(Listings of boxed layout items)
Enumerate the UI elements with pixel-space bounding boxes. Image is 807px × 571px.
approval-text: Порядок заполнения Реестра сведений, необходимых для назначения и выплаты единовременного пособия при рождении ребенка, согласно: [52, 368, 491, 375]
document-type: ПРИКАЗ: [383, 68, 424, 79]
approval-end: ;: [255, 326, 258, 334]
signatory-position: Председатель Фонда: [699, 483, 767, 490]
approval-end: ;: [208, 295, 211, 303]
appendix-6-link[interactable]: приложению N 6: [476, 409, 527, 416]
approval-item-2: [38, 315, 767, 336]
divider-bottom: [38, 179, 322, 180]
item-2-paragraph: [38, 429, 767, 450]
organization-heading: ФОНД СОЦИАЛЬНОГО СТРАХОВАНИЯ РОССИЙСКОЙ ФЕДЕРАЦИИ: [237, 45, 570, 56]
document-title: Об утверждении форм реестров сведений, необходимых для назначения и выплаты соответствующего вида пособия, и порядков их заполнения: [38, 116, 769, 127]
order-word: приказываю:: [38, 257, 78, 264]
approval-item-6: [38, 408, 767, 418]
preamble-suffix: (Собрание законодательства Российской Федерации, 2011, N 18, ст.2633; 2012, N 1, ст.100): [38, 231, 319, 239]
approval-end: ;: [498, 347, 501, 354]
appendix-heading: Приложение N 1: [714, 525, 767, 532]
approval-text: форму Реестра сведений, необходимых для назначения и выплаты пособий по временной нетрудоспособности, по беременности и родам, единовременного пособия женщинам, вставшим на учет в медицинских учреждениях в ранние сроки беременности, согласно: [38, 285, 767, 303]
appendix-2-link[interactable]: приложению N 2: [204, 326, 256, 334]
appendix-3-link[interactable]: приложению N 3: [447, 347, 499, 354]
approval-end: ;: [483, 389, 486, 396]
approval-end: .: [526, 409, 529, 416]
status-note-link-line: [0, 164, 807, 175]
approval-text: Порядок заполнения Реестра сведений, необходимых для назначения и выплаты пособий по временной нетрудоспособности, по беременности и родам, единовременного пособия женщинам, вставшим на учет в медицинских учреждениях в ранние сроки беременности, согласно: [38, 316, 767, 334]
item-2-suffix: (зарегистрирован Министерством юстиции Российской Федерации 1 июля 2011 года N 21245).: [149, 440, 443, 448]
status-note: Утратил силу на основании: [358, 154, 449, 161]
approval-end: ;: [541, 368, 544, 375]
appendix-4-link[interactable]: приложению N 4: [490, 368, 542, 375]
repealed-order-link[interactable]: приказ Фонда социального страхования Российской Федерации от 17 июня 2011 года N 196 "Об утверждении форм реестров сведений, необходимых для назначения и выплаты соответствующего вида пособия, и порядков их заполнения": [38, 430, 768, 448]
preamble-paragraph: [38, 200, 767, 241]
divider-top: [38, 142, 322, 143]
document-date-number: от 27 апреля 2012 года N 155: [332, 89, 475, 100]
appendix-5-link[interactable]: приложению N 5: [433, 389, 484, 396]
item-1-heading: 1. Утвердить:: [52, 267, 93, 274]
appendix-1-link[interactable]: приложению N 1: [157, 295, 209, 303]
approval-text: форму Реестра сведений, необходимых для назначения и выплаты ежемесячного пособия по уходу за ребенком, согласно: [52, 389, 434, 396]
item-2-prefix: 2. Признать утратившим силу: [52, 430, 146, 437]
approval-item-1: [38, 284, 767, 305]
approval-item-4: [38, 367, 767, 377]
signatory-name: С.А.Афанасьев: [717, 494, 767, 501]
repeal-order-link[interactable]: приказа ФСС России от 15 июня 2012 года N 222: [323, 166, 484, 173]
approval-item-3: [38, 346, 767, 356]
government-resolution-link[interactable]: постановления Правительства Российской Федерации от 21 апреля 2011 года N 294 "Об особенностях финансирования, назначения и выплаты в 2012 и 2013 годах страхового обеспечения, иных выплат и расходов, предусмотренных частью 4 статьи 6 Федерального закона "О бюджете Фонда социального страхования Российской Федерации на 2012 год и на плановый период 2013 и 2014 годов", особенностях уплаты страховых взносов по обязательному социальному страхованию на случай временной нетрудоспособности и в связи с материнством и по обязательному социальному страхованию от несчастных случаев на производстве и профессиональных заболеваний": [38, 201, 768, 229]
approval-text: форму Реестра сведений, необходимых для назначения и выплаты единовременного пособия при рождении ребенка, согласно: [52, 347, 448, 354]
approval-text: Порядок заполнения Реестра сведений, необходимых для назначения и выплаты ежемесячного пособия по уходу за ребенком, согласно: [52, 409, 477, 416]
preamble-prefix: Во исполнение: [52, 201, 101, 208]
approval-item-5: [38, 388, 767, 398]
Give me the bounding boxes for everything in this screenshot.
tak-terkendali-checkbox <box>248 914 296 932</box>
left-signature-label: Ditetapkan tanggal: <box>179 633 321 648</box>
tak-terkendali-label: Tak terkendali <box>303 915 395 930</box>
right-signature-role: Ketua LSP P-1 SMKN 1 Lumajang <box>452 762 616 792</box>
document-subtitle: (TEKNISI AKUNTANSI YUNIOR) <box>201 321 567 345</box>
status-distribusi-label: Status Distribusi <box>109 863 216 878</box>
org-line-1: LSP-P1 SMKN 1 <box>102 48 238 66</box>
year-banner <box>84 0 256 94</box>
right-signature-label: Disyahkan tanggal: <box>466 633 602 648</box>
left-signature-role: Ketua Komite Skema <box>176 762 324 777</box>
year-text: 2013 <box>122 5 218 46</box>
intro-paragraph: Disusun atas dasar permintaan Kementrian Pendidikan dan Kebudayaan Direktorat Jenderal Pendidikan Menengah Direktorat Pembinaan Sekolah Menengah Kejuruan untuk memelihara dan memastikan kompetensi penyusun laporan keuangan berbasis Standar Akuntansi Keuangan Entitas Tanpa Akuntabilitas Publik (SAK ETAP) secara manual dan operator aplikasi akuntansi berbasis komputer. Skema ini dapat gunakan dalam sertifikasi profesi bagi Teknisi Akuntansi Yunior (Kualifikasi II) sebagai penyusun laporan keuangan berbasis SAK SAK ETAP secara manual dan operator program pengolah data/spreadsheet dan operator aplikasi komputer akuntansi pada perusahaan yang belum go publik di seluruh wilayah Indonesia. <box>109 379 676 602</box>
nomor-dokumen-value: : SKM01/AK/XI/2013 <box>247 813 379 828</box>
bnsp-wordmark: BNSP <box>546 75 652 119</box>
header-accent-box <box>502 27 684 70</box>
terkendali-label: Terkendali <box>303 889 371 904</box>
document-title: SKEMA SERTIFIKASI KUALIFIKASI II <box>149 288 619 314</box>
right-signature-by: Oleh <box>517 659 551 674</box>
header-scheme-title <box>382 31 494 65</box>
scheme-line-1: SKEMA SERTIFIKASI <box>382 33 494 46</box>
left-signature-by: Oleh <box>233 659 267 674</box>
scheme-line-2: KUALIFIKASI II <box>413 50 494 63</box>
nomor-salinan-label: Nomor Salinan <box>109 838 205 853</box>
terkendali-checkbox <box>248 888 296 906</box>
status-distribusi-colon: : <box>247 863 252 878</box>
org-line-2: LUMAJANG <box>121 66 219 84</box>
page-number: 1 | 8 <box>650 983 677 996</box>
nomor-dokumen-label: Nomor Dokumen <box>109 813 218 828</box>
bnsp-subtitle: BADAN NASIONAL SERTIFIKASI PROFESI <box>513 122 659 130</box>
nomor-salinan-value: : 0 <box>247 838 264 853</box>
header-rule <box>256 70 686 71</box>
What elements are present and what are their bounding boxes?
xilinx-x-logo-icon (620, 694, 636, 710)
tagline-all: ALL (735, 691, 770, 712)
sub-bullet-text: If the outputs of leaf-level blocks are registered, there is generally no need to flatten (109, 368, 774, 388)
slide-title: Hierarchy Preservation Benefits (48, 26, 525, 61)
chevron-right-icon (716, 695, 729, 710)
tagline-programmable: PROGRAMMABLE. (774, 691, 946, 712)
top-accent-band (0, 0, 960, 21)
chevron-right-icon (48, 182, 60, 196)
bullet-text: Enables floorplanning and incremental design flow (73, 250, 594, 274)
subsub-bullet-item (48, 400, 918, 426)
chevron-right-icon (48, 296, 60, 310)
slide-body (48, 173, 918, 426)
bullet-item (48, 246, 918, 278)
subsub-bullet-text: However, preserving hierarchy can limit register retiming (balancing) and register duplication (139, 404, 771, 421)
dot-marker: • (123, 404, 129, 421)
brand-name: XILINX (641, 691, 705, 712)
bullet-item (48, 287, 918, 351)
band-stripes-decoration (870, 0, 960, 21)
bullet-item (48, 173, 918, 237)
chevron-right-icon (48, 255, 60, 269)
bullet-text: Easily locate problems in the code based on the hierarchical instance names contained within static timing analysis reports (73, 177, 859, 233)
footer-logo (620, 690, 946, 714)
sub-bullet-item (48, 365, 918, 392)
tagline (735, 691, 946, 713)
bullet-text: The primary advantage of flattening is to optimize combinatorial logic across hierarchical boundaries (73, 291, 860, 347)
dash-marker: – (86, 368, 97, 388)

• **Exercise description**
Write out the records unchanged, from the first line through the line that contains "appendix-heading: Приложение N", including that line.

• **Complete output**
Enumerate the UI elements with pixel-space bounding boxes. Image is 807px × 571px.
approval-text: Порядок заполнения Реестра сведений, необходимых для назначения и выплаты единовременного пособия при рождении ребенка, согласно: [52, 368, 491, 375]
document-type: ПРИКАЗ: [383, 68, 424, 79]
approval-end: ;: [255, 326, 258, 334]
signatory-position: Председатель Фонда: [699, 483, 767, 490]
approval-end: ;: [208, 295, 211, 303]
appendix-6-link[interactable]: приложению N 6: [476, 409, 527, 416]
approval-item-2: [38, 315, 767, 336]
divider-bottom: [38, 179, 322, 180]
item-2-paragraph: [38, 429, 767, 450]
organization-heading: ФОНД СОЦИАЛЬНОГО СТРАХОВАНИЯ РОССИЙСКОЙ ФЕДЕРАЦИИ: [237, 45, 570, 56]
document-title: Об утверждении форм реестров сведений, необходимых для назначения и выплаты соответствующего вида пособия, и порядков их заполнения: [38, 116, 769, 127]
order-word: приказываю:: [38, 257, 78, 264]
approval-item-6: [38, 408, 767, 418]
preamble-suffix: (Собрание законодательства Российской Федерации, 2011, N 18, ст.2633; 2012, N 1, ст.100): [38, 231, 319, 239]
approval-end: ;: [498, 347, 501, 354]
appendix-heading: Приложение N 1: [714, 525, 767, 532]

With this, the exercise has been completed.